* What the exercise asks
Your output should be every line below, copied exactly.

(Beginning of Exercise material)

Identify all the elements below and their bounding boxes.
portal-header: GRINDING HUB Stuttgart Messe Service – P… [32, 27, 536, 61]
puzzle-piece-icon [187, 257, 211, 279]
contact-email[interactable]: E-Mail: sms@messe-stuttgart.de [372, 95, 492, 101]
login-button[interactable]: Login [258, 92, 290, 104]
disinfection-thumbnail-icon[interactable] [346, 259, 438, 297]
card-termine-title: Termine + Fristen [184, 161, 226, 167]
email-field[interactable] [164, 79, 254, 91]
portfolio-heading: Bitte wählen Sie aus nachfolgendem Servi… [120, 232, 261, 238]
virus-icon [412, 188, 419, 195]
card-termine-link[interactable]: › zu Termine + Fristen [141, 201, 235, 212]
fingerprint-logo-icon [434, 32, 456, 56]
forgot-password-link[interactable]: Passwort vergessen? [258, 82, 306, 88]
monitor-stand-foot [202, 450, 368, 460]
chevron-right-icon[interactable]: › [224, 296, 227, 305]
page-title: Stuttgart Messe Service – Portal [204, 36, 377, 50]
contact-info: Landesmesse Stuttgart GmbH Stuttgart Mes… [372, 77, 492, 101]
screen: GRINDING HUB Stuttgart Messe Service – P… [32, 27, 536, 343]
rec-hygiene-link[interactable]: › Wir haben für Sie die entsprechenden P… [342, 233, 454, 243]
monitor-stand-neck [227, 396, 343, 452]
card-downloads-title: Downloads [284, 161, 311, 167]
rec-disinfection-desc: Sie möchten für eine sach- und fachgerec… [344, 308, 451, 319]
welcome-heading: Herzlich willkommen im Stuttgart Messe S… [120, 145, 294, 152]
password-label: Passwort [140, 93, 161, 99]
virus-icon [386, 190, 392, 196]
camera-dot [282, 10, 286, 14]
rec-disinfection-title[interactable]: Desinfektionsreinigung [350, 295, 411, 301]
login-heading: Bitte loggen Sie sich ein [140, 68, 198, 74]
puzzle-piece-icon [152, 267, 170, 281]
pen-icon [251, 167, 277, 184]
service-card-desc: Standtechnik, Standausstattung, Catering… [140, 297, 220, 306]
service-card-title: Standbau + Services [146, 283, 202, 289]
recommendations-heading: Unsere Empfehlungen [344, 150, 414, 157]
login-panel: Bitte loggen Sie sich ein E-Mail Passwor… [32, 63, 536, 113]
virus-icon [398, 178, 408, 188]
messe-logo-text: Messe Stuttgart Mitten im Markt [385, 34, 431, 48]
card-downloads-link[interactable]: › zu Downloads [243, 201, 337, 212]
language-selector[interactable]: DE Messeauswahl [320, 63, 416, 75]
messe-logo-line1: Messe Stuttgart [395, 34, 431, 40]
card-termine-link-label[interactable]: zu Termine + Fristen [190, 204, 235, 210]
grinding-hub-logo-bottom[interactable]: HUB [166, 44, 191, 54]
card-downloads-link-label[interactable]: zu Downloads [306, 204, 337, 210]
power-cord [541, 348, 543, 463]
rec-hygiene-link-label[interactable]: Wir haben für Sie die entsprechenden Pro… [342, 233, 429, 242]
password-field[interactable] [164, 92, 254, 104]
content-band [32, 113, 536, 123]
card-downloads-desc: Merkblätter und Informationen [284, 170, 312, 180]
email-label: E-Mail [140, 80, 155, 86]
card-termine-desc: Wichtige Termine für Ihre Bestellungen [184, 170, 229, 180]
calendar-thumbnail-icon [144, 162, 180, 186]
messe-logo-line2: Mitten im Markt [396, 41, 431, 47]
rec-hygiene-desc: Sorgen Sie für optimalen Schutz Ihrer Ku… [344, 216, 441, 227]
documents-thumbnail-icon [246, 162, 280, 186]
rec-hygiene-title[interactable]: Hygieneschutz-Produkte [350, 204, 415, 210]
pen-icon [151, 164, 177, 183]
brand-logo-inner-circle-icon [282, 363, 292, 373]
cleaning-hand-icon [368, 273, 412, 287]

(End of Exercise material)

* Answer for the task
Identify all the elements below and their bounding boxes.
portal-header: GRINDING HUB Stuttgart Messe Service – P… [32, 27, 536, 61]
puzzle-piece-icon [187, 257, 211, 279]
contact-email[interactable]: E-Mail: sms@messe-stuttgart.de [372, 95, 492, 101]
login-button[interactable]: Login [258, 92, 290, 104]
disinfection-thumbnail-icon[interactable] [346, 259, 438, 297]
card-termine-title: Termine + Fristen [184, 161, 226, 167]
email-field[interactable] [164, 79, 254, 91]
portfolio-heading: Bitte wählen Sie aus nachfolgendem Servi… [120, 232, 261, 238]
virus-icon [412, 188, 419, 195]
card-termine-link[interactable]: › zu Termine + Fristen [141, 201, 235, 212]
fingerprint-logo-icon [434, 32, 456, 56]
forgot-password-link[interactable]: Passwort vergessen? [258, 82, 306, 88]
monitor-stand-foot [202, 450, 368, 460]
chevron-right-icon[interactable]: › [224, 296, 227, 305]
page-title: Stuttgart Messe Service – Portal [204, 36, 377, 50]
contact-info: Landesmesse Stuttgart GmbH Stuttgart Mes… [372, 77, 492, 101]
screen: GRINDING HUB Stuttgart Messe Service – P… [32, 27, 536, 343]
rec-hygiene-link[interactable]: › Wir haben für Sie die entsprechenden P… [342, 233, 454, 243]
monitor-stand-neck [227, 396, 343, 452]
card-downloads-title: Downloads [284, 161, 311, 167]
rec-disinfection-desc: Sie möchten für eine sach- und fachgerec… [344, 308, 451, 319]
welcome-heading: Herzlich willkommen im Stuttgart Messe S… [120, 145, 294, 152]
password-label: Passwort [140, 93, 161, 99]
virus-icon [386, 190, 392, 196]
camera-dot [282, 10, 286, 14]
rec-disinfection-title[interactable]: Desinfektionsreinigung [350, 295, 411, 301]
login-heading: Bitte loggen Sie sich ein [140, 68, 198, 74]
puzzle-piece-icon [152, 267, 170, 281]
pen-icon [251, 167, 277, 184]
service-card-desc: Standtechnik, Standausstattung, Catering… [140, 297, 220, 306]
service-card-title: Standbau + Services [146, 283, 202, 289]
recommendations-heading: Unsere Empfehlungen [344, 150, 414, 157]
login-panel: Bitte loggen Sie sich ein E-Mail Passwor… [32, 63, 536, 113]
virus-icon [398, 178, 408, 188]
messe-logo-text: Messe Stuttgart Mitten im Markt [385, 34, 431, 48]
card-downloads-link[interactable]: › zu Downloads [243, 201, 337, 212]
language-selector[interactable]: DE Messeauswahl [320, 63, 416, 75]
messe-logo-line1: Messe Stuttgart [395, 34, 431, 40]
card-termine-link-label[interactable]: zu Termine + Fristen [190, 204, 235, 210]
grinding-hub-logo-bottom[interactable]: HUB [166, 44, 191, 54]
card-downloads-link-label[interactable]: zu Downloads [306, 204, 337, 210]
power-cord [541, 348, 543, 463]
rec-hygiene-link-label[interactable]: Wir haben für Sie die entsprechenden Pro… [342, 233, 429, 242]
password-field[interactable] [164, 92, 254, 104]
content-band [32, 113, 536, 123]
card-downloads-desc: Merkblätter und Informationen [284, 170, 312, 180]
email-label: E-Mail [140, 80, 155, 86]
card-termine-desc: Wichtige Termine für Ihre Bestellungen [184, 170, 229, 180]
calendar-thumbnail-icon [144, 162, 180, 186]
messe-logo-line2: Mitten im Markt [396, 41, 431, 47]
rec-hygiene-desc: Sorgen Sie für optimalen Schutz Ihrer Ku… [344, 216, 441, 227]
documents-thumbnail-icon [246, 162, 280, 186]
rec-hygiene-title[interactable]: Hygieneschutz-Produkte [350, 204, 415, 210]
pen-icon [151, 164, 177, 183]
brand-logo-inner-circle-icon [282, 363, 292, 373]
cleaning-hand-icon [368, 273, 412, 287]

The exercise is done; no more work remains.